SET TASK: Locate each line holding the string "document" and copy it.

MATERIAL TO PROCESS:
⟨

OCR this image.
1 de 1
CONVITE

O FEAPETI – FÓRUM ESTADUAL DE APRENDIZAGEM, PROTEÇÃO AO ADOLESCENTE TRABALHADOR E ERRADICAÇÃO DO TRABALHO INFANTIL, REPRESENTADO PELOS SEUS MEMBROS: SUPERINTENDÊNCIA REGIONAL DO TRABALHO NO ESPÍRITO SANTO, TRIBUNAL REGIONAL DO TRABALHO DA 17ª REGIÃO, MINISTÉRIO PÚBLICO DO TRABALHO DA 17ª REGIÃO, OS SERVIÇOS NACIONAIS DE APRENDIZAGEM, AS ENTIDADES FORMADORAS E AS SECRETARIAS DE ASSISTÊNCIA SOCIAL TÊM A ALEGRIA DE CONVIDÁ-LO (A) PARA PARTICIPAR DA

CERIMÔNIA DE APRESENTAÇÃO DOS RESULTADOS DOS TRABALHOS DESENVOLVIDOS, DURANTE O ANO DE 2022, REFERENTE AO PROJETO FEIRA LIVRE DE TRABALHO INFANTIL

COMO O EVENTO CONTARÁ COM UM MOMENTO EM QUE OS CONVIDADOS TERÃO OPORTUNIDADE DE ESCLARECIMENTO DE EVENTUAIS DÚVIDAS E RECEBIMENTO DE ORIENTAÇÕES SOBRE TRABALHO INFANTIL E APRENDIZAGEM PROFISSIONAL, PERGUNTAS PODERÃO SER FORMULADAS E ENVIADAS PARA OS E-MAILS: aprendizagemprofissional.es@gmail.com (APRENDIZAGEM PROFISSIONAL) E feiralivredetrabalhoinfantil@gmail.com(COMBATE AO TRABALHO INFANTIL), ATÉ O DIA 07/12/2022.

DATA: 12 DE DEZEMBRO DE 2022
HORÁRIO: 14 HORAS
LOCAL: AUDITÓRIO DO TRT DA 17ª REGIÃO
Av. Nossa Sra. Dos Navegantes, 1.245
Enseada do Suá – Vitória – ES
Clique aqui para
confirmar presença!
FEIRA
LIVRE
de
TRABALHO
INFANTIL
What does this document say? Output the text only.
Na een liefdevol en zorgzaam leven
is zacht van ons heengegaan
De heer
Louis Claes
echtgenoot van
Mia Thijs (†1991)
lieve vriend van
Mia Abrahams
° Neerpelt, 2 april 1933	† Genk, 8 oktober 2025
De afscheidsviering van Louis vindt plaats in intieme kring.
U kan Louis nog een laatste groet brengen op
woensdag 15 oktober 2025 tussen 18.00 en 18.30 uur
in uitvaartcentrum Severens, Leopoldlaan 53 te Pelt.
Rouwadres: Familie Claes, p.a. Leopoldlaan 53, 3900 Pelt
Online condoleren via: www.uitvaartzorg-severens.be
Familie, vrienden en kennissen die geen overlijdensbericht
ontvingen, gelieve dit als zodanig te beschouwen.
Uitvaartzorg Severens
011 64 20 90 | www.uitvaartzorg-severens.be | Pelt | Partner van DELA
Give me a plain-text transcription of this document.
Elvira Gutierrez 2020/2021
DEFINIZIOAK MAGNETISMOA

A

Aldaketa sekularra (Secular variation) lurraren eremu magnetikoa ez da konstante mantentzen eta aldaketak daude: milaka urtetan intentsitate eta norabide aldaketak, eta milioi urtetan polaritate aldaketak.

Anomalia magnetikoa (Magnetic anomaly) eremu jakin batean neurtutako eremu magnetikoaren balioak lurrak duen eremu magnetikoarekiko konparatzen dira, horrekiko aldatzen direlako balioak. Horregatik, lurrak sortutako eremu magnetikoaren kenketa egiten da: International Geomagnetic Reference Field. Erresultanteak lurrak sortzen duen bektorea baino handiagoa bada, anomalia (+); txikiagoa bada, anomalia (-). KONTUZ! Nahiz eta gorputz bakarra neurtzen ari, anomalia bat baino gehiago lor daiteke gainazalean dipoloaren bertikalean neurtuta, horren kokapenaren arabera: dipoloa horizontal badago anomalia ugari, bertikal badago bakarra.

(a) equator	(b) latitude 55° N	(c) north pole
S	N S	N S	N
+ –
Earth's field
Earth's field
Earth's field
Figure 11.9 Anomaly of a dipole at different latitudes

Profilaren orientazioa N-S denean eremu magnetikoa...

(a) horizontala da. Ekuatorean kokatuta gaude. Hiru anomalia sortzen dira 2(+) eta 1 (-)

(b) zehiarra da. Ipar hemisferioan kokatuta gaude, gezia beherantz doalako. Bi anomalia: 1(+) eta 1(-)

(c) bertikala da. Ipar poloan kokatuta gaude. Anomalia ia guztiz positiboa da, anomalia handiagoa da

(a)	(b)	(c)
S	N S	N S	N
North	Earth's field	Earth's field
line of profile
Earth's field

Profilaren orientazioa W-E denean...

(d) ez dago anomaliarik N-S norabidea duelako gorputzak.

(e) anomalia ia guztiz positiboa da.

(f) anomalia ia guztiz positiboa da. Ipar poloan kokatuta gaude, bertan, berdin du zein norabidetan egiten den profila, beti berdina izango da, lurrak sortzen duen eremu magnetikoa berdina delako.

⟩

SOLVED EXERCISE:
What does this document say? Output the text only.
Give me a plain-text transcription of this document.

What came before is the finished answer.